--- BEGIN Provided records ---
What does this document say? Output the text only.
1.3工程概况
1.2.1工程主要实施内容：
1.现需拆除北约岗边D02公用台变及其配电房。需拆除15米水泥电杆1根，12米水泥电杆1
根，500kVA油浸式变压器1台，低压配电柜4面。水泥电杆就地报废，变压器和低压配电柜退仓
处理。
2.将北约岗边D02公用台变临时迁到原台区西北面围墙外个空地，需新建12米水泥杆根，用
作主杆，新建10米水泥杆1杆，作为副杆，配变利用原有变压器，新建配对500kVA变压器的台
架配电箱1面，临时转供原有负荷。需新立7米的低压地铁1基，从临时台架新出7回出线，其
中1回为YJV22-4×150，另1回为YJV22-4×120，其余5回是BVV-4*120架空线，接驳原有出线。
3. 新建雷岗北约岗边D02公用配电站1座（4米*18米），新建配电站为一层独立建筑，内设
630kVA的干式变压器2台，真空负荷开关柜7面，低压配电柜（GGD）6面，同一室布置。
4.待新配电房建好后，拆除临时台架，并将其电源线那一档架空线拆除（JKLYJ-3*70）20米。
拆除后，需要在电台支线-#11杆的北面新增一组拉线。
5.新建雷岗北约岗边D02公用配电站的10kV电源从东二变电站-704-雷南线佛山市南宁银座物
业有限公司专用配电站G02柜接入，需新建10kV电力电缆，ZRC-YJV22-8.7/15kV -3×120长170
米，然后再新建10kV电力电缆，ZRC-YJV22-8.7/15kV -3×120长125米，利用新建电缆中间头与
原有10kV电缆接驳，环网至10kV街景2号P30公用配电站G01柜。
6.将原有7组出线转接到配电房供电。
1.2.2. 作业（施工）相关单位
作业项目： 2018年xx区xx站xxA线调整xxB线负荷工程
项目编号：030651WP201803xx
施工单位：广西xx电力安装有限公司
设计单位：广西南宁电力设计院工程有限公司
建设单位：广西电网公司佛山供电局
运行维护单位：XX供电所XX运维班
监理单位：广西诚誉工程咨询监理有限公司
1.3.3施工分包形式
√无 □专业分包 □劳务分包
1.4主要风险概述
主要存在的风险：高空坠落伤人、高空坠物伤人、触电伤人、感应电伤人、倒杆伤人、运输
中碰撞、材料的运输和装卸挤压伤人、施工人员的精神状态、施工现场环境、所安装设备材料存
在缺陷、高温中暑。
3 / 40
--- END Provided records ---
Task statement: Reproduce the data shown above exactly.

Result of this task:
What does this document say? Output the text only.
1.3工程概况
1.2.1工程主要实施内容：
1.现需拆除北约岗边D02公用台变及其配电房。需拆除15米水泥电杆1根，12米水泥电杆1
根，500kVA油浸式变压器1台，低压配电柜4面。水泥电杆就地报废，变压器和低压配电柜退仓
处理。
2.将北约岗边D02公用台变临时迁到原台区西北面围墙外个空地，需新建12米水泥杆根，用
作主杆，新建10米水泥杆1杆，作为副杆，配变利用原有变压器，新建配对500kVA变压器的台
架配电箱1面，临时转供原有负荷。需新立7米的低压地铁1基，从临时台架新出7回出线，其
中1回为YJV22-4×150，另1回为YJV22-4×120，其余5回是BVV-4*120架空线，接驳原有出线。
3. 新建雷岗北约岗边D02公用配电站1座（4米*18米），新建配电站为一层独立建筑，内设
630kVA的干式变压器2台，真空负荷开关柜7面，低压配电柜（GGD）6面，同一室布置。
4.待新配电房建好后，拆除临时台架，并将其电源线那一档架空线拆除（JKLYJ-3*70）20米。
拆除后，需要在电台支线-#11杆的北面新增一组拉线。
5.新建雷岗北约岗边D02公用配电站的10kV电源从东二变电站-704-雷南线佛山市南宁银座物
业有限公司专用配电站G02柜接入，需新建10kV电力电缆，ZRC-YJV22-8.7/15kV -3×120长170
米，然后再新建10kV电力电缆，ZRC-YJV22-8.7/15kV -3×120长125米，利用新建电缆中间头与
原有10kV电缆接驳，环网至10kV街景2号P30公用配电站G01柜。
6.将原有7组出线转接到配电房供电。
1.2.2. 作业（施工）相关单位
作业项目： 2018年xx区xx站xxA线调整xxB线负荷工程
项目编号：030651WP201803xx
施工单位：广西xx电力安装有限公司
设计单位：广西南宁电力设计院工程有限公司
建设单位：广西电网公司佛山供电局
运行维护单位：XX供电所XX运维班
监理单位：广西诚誉工程咨询监理有限公司
1.3.3施工分包形式
√无 □专业分包 □劳务分包
1.4主要风险概述
主要存在的风险：高空坠落伤人、高空坠物伤人、触电伤人、感应电伤人、倒杆伤人、运输
中碰撞、材料的运输和装卸挤压伤人、施工人员的精神状态、施工现场环境、所安装设备材料存
在缺陷、高温中暑。
3 / 40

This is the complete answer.